[Collected data entries]

* Start *

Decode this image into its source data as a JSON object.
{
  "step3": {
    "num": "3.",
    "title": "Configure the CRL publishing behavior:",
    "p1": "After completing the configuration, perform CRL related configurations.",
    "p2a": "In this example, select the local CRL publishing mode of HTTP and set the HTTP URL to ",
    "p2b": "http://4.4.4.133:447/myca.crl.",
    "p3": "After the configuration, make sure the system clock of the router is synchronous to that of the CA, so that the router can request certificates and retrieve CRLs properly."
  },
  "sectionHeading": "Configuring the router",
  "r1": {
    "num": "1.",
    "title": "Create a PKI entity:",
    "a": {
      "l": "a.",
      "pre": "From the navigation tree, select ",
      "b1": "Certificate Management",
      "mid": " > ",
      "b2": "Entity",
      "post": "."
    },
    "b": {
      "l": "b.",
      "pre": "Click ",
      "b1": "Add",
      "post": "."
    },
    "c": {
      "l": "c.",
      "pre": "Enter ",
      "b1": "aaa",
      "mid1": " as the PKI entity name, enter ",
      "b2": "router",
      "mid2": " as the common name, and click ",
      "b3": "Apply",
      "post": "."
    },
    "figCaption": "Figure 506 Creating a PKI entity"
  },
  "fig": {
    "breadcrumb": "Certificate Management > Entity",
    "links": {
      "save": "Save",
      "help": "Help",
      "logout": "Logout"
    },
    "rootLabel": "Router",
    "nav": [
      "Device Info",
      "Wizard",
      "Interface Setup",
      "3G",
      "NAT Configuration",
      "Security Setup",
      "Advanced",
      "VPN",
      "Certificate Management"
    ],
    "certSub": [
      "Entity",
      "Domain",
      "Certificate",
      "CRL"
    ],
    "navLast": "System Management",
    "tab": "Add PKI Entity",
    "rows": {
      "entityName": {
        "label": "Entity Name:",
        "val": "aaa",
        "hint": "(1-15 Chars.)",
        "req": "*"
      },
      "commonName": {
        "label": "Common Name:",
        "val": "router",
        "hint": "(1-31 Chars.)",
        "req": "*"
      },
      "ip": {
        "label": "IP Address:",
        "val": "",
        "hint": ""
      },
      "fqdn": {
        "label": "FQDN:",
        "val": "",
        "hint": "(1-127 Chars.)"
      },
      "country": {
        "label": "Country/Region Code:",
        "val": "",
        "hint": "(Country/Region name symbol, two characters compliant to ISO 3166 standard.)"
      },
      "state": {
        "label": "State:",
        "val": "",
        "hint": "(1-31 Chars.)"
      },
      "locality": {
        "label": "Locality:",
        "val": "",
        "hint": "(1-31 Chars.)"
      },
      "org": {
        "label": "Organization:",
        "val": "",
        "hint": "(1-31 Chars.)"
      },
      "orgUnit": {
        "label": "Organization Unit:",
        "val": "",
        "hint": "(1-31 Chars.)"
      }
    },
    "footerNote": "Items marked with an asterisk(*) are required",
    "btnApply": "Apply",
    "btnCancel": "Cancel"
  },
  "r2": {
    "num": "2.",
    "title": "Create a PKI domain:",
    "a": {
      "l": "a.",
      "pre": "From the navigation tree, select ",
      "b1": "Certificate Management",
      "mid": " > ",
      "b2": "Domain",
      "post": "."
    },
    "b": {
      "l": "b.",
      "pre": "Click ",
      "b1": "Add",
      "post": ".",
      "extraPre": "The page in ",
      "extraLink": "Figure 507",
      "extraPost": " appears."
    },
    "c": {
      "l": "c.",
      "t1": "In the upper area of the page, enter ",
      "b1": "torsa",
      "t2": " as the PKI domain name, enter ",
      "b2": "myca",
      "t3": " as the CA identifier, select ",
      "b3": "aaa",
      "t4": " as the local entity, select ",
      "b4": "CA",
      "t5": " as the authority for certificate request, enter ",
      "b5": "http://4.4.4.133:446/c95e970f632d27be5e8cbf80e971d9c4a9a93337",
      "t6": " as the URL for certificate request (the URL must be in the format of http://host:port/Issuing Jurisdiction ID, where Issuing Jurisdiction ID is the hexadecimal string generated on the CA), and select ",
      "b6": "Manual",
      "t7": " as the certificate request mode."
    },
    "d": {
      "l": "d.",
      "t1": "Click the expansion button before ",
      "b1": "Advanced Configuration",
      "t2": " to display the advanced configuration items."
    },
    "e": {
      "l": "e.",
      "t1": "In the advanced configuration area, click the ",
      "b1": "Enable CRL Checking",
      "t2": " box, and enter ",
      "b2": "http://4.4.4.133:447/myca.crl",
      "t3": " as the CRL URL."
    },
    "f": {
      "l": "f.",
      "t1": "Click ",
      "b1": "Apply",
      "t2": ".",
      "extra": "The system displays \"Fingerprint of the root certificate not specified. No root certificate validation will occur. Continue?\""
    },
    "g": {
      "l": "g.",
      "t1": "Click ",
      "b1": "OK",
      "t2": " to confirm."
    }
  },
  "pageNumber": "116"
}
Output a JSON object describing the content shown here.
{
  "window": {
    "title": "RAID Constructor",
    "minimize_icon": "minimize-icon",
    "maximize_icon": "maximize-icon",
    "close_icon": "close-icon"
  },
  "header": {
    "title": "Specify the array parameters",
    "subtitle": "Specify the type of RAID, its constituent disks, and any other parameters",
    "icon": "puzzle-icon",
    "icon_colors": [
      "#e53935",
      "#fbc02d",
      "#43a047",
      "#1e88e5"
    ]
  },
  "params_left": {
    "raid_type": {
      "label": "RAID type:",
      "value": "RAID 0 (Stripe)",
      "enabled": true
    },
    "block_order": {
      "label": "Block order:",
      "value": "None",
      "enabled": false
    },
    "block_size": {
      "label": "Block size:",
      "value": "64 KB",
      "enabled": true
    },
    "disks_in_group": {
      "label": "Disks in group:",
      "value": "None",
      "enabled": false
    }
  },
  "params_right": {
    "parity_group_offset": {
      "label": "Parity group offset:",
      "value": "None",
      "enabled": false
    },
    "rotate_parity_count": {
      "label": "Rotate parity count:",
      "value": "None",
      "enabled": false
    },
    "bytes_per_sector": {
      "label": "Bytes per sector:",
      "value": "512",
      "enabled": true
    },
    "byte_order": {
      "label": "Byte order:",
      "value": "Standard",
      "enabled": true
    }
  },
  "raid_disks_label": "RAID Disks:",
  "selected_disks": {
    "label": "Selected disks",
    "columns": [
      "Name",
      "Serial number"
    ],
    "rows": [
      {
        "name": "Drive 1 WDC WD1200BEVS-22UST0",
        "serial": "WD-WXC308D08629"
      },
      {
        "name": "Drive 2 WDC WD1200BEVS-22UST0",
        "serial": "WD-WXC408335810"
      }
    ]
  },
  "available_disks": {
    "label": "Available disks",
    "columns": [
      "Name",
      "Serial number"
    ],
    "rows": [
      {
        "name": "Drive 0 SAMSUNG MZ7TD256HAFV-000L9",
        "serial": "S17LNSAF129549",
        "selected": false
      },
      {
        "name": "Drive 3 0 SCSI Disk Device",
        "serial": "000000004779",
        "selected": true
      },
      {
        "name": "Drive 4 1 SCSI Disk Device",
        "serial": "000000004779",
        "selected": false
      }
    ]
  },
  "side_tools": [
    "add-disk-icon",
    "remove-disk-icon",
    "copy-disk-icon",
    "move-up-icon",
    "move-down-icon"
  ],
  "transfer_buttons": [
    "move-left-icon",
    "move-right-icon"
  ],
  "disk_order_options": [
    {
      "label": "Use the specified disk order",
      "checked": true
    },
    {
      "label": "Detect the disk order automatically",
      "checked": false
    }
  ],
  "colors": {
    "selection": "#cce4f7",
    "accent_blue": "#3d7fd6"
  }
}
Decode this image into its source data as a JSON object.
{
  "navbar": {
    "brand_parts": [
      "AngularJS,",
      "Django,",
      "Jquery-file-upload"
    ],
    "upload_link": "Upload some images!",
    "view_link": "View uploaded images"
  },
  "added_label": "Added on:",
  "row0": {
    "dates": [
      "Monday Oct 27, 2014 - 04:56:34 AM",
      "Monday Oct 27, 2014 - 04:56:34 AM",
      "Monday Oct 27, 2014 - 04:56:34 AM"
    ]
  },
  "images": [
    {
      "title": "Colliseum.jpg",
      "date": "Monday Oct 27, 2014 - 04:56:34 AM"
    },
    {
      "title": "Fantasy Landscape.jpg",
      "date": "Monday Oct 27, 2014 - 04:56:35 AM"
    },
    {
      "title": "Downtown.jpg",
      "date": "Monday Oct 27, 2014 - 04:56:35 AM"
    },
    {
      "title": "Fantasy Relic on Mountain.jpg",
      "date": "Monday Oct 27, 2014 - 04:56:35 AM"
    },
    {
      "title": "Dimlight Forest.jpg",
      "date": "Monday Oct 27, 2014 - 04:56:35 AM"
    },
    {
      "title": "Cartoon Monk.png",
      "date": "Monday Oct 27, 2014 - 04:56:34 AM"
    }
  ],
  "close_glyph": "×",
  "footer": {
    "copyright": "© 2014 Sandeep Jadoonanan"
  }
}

* End *

» WORK REQUIRED: Take every line that includes the string "request" and copy it.

» THE RESPONSE:
    "p3": "After the configuration, make sure the system clock of the router is synchronous to that of the CA, so that the router can request certificates and retrieve CRLs properly."
      "t5": " as the authority for certificate request, enter ",
      "t6": " as the URL for certificate request (the URL must be in the format of http://host:port/Issuing Jurisdiction ID, where Issuing Jurisdiction ID is the hexadecimal string generated on the CA), and select ",
      "t7": " as the certificate request mode."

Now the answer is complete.